═══ Supplied information ═══

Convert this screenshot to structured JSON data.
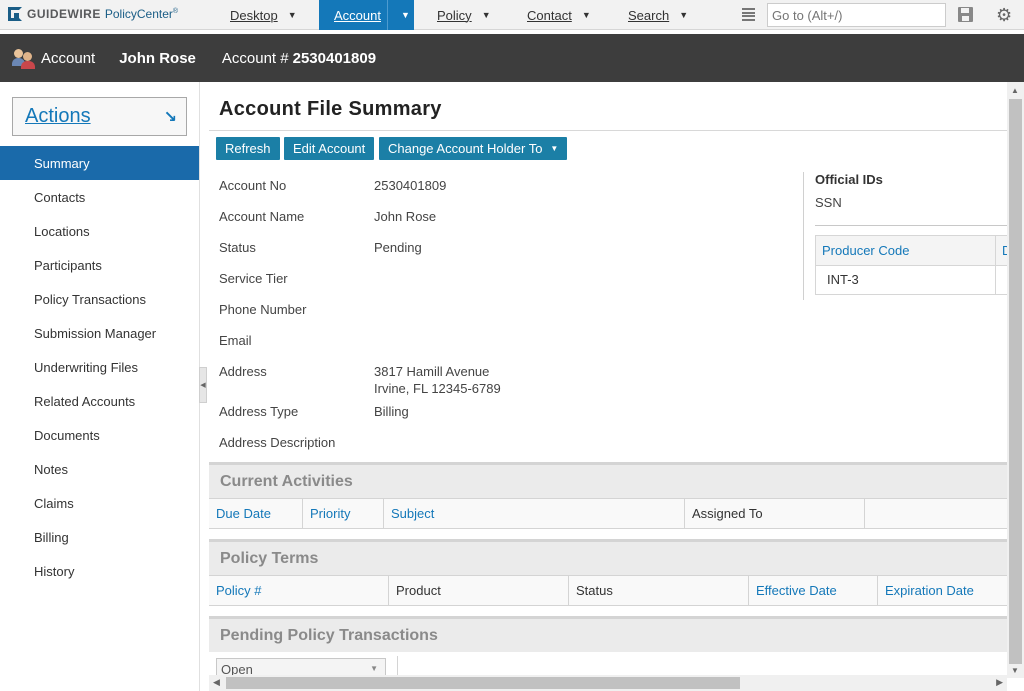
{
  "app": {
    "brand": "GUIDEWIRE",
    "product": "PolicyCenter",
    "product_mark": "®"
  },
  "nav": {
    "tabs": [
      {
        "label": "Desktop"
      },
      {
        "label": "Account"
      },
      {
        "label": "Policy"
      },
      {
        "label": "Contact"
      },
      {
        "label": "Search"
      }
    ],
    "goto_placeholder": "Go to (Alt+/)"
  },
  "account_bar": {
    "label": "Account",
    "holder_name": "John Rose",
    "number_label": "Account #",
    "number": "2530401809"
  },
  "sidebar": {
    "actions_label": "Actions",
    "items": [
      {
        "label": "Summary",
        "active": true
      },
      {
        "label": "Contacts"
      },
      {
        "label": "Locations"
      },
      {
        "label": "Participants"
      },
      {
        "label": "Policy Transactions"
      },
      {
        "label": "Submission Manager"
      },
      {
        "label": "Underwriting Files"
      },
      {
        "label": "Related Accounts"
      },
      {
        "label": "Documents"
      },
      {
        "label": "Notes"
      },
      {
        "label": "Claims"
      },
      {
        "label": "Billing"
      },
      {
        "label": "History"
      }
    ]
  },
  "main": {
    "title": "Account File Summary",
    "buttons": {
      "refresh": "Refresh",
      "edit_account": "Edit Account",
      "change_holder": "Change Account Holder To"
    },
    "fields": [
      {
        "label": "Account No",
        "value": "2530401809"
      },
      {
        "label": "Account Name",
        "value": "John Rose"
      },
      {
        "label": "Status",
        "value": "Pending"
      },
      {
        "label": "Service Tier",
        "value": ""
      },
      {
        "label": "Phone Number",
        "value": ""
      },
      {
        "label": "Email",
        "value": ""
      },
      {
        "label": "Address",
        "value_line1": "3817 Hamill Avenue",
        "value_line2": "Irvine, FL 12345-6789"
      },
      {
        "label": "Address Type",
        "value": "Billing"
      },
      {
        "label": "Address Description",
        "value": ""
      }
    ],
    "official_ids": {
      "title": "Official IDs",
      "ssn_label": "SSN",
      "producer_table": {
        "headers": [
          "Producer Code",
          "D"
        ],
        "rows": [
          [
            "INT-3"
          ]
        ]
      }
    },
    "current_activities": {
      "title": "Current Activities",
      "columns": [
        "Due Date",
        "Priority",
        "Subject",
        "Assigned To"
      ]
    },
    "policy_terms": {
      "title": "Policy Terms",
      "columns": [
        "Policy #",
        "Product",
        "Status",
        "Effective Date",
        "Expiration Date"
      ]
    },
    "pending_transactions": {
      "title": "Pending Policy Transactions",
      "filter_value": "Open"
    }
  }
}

═══
═══ Supplied information ═══

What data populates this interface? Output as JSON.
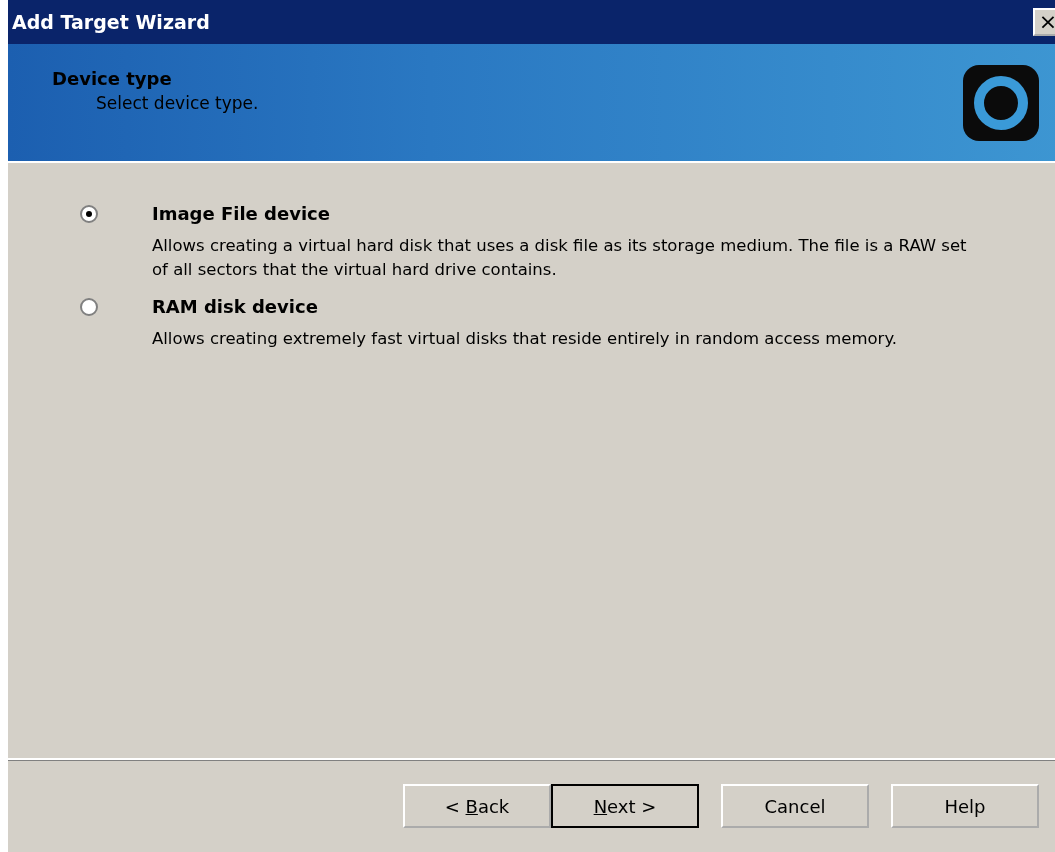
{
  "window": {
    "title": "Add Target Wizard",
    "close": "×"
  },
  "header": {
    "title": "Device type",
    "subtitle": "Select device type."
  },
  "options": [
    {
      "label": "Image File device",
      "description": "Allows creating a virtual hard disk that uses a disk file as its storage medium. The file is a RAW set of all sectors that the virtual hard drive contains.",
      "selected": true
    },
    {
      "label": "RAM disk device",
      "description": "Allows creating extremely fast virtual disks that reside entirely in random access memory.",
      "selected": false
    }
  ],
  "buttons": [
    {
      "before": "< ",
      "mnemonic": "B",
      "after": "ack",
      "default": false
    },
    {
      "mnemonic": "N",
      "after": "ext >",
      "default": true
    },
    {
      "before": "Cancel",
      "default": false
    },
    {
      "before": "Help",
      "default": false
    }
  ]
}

═══

**Instructions for the task:** Check each line above for the string "Address", then copy the ones that have it.

**Answer:**
        "label": "Address",
        "label": "Address Type",
        "label": "Address Description",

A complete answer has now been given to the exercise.